» **RECORD EXCERPTS**:
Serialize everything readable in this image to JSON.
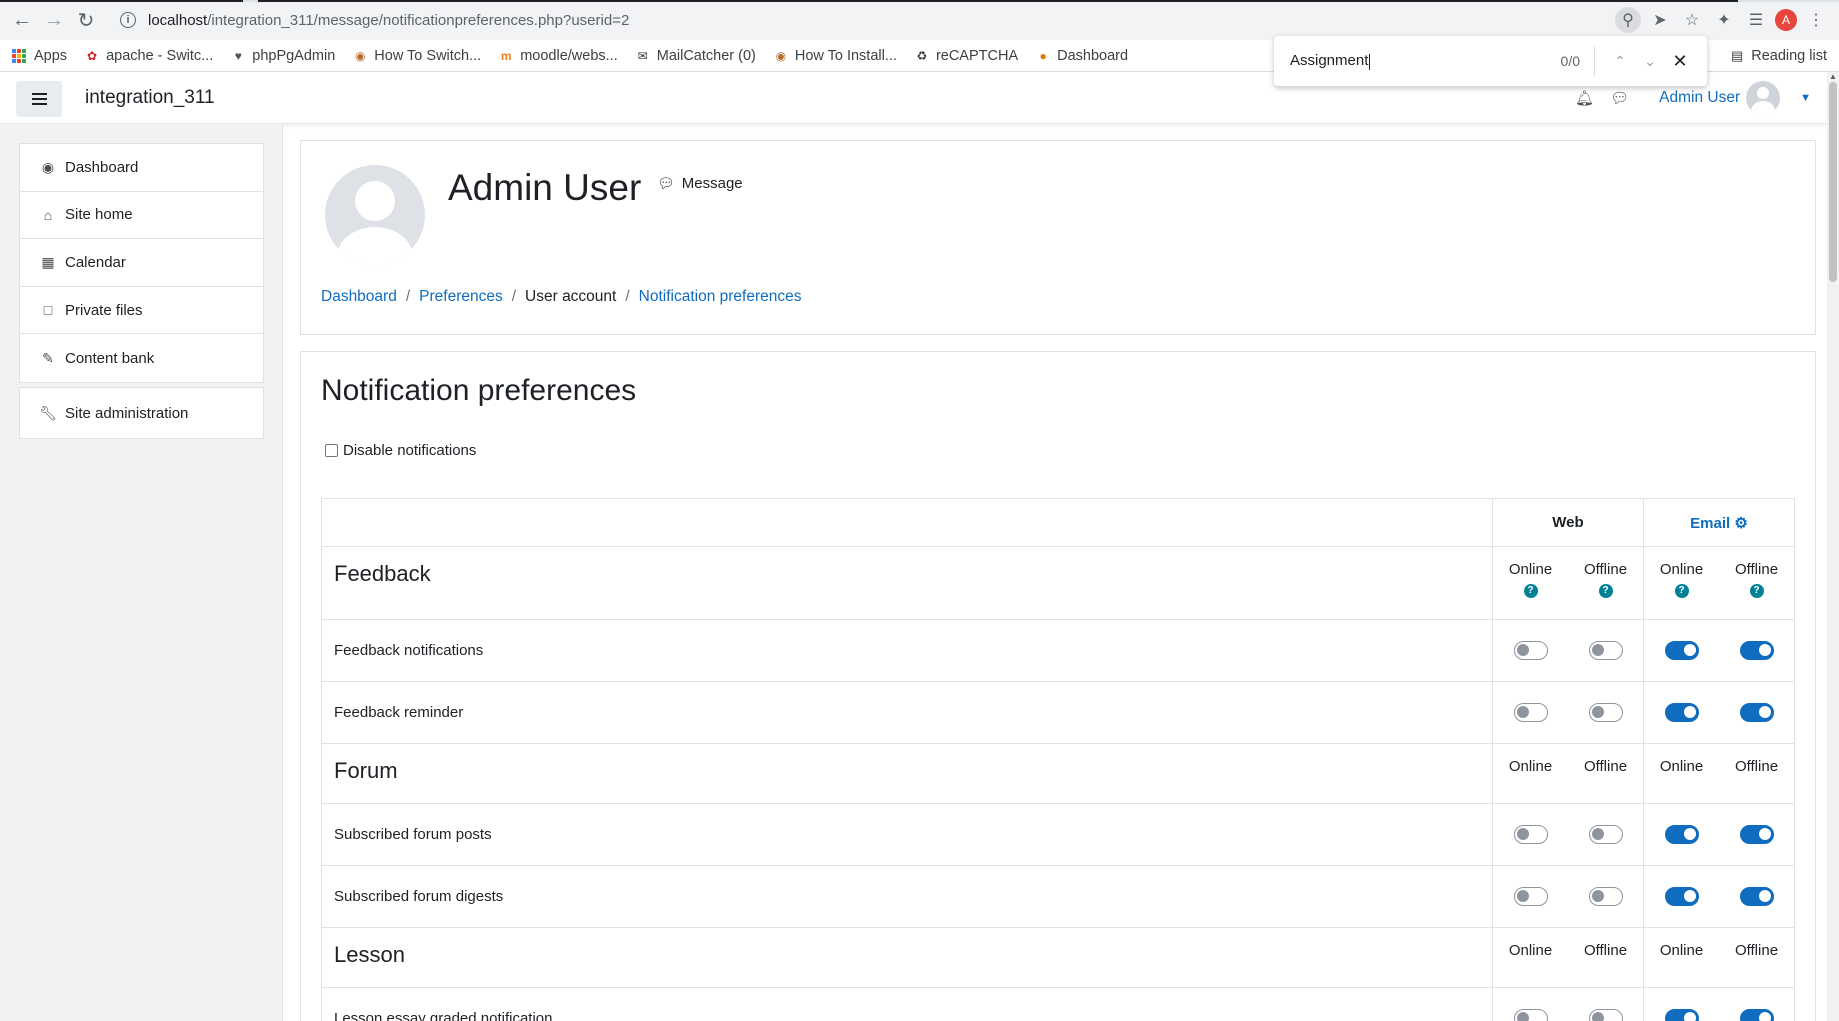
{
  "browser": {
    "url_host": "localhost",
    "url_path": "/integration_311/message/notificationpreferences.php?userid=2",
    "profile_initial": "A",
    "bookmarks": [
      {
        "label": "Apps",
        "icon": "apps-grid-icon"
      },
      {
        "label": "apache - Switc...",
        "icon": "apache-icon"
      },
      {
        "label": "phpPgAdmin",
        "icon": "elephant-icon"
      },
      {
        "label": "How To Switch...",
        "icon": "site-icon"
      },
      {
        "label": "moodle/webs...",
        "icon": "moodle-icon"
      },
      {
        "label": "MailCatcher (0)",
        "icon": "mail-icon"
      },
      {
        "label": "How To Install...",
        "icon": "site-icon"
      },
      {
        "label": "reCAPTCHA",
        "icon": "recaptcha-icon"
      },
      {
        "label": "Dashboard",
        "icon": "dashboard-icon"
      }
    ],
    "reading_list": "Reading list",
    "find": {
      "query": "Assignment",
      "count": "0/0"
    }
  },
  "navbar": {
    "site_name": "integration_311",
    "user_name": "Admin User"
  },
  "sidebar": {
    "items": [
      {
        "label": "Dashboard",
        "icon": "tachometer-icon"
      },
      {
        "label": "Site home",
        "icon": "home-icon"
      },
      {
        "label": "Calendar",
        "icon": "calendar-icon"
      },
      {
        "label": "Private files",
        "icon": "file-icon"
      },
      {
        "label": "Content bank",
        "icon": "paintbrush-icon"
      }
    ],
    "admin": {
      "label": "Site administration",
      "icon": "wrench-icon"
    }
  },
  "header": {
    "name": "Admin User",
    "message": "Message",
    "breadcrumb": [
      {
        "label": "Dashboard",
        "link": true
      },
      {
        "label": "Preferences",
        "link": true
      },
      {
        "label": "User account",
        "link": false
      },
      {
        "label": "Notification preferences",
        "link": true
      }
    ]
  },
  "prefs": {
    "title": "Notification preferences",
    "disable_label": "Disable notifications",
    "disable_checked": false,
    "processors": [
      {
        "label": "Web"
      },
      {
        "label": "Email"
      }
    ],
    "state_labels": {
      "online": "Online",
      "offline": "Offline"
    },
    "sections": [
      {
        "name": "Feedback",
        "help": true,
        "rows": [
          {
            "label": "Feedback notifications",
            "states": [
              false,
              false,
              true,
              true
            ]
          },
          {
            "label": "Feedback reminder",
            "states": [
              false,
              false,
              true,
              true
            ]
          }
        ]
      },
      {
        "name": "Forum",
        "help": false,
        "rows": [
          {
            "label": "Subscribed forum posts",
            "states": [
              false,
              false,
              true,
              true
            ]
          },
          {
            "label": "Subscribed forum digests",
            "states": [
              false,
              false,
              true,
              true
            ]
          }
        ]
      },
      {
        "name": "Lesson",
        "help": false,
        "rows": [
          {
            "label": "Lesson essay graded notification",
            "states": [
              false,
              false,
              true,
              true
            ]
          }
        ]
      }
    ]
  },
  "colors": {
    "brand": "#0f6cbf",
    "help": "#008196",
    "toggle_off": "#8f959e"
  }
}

» **STATED GOAL**: Select all lines in the listing that include the word "message".

» **EXERCISE RESPONSE**:
    "url_path": "/integration_311/message/notificationpreferences.php?userid=2",
    "message": "Message",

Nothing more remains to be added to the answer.